— Start Records provided —

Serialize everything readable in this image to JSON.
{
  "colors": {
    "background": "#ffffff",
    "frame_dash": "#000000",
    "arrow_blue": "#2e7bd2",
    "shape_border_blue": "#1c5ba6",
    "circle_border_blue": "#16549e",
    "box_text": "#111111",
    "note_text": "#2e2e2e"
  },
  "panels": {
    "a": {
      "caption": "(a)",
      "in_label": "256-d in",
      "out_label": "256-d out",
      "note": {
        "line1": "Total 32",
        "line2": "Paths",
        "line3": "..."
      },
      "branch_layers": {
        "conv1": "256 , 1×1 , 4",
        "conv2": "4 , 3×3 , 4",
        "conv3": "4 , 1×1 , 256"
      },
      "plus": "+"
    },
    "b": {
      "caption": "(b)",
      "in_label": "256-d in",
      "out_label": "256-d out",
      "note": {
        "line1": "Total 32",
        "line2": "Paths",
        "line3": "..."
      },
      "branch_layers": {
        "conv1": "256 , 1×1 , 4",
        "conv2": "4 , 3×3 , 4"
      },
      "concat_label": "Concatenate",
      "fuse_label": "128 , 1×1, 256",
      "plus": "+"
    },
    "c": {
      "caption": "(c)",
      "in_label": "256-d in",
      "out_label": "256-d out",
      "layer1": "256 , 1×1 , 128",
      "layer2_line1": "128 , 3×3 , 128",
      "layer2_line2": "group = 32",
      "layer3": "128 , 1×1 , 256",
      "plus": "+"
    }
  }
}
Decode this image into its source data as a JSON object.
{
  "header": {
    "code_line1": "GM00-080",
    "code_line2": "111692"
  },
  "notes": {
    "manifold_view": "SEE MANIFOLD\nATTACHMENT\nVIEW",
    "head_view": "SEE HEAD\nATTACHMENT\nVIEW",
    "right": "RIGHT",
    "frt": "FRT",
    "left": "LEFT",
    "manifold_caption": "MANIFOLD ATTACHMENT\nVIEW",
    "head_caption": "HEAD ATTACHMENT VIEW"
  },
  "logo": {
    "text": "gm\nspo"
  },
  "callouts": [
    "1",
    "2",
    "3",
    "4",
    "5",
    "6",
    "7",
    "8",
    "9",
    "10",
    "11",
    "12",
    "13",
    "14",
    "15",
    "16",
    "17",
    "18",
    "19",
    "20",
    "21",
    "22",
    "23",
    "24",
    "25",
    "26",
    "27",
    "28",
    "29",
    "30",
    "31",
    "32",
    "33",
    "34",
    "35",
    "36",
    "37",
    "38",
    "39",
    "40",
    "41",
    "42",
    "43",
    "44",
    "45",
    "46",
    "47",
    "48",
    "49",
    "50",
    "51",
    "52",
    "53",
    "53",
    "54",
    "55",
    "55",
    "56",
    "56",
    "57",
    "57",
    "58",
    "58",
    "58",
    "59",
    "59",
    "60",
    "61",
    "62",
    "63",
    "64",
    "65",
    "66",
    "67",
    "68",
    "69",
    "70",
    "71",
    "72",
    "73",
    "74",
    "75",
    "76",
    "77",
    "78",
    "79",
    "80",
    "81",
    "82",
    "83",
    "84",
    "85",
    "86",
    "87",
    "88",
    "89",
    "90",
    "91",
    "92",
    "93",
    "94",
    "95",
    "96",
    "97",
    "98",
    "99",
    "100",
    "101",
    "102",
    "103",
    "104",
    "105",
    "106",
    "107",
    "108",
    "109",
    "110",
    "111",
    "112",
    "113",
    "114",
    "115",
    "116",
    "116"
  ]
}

— End Records provided —

▶ Exercise prompt
The listing above must be transcribed exactly, line by line.

▶ Full answer
Serialize everything readable in this image to JSON.
{
  "colors": {
    "background": "#ffffff",
    "frame_dash": "#000000",
    "arrow_blue": "#2e7bd2",
    "shape_border_blue": "#1c5ba6",
    "circle_border_blue": "#16549e",
    "box_text": "#111111",
    "note_text": "#2e2e2e"
  },
  "panels": {
    "a": {
      "caption": "(a)",
      "in_label": "256-d in",
      "out_label": "256-d out",
      "note": {
        "line1": "Total 32",
        "line2": "Paths",
        "line3": "..."
      },
      "branch_layers": {
        "conv1": "256 , 1×1 , 4",
        "conv2": "4 , 3×3 , 4",
        "conv3": "4 , 1×1 , 256"
      },
      "plus": "+"
    },
    "b": {
      "caption": "(b)",
      "in_label": "256-d in",
      "out_label": "256-d out",
      "note": {
        "line1": "Total 32",
        "line2": "Paths",
        "line3": "..."
      },
      "branch_layers": {
        "conv1": "256 , 1×1 , 4",
        "conv2": "4 , 3×3 , 4"
      },
      "concat_label": "Concatenate",
      "fuse_label": "128 , 1×1, 256",
      "plus": "+"
    },
    "c": {
      "caption": "(c)",
      "in_label": "256-d in",
      "out_label": "256-d out",
      "layer1": "256 , 1×1 , 128",
      "layer2_line1": "128 , 3×3 , 128",
      "layer2_line2": "group = 32",
      "layer3": "128 , 1×1 , 256",
      "plus": "+"
    }
  }
}
Decode this image into its source data as a JSON object.
{
  "header": {
    "code_line1": "GM00-080",
    "code_line2": "111692"
  },
  "notes": {
    "manifold_view": "SEE MANIFOLD\nATTACHMENT\nVIEW",
    "head_view": "SEE HEAD\nATTACHMENT\nVIEW",
    "right": "RIGHT",
    "frt": "FRT",
    "left": "LEFT",
    "manifold_caption": "MANIFOLD ATTACHMENT\nVIEW",
    "head_caption": "HEAD ATTACHMENT VIEW"
  },
  "logo": {
    "text": "gm\nspo"
  },
  "callouts": [
    "1",
    "2",
    "3",
    "4",
    "5",
    "6",
    "7",
    "8",
    "9",
    "10",
    "11",
    "12",
    "13",
    "14",
    "15",
    "16",
    "17",
    "18",
    "19",
    "20",
    "21",
    "22",
    "23",
    "24",
    "25",
    "26",
    "27",
    "28",
    "29",
    "30",
    "31",
    "32",
    "33",
    "34",
    "35",
    "36",
    "37",
    "38",
    "39",
    "40",
    "41",
    "42",
    "43",
    "44",
    "45",
    "46",
    "47",
    "48",
    "49",
    "50",
    "51",
    "52",
    "53",
    "53",
    "54",
    "55",
    "55",
    "56",
    "56",
    "57",
    "57",
    "58",
    "58",
    "58",
    "59",
    "59",
    "60",
    "61",
    "62",
    "63",
    "64",
    "65",
    "66",
    "67",
    "68",
    "69",
    "70",
    "71",
    "72",
    "73",
    "74",
    "75",
    "76",
    "77",
    "78",
    "79",
    "80",
    "81",
    "82",
    "83",
    "84",
    "85",
    "86",
    "87",
    "88",
    "89",
    "90",
    "91",
    "92",
    "93",
    "94",
    "95",
    "96",
    "97",
    "98",
    "99",
    "100",
    "101",
    "102",
    "103",
    "104",
    "105",
    "106",
    "107",
    "108",
    "109",
    "110",
    "111",
    "112",
    "113",
    "114",
    "115",
    "116",
    "116"
  ]
}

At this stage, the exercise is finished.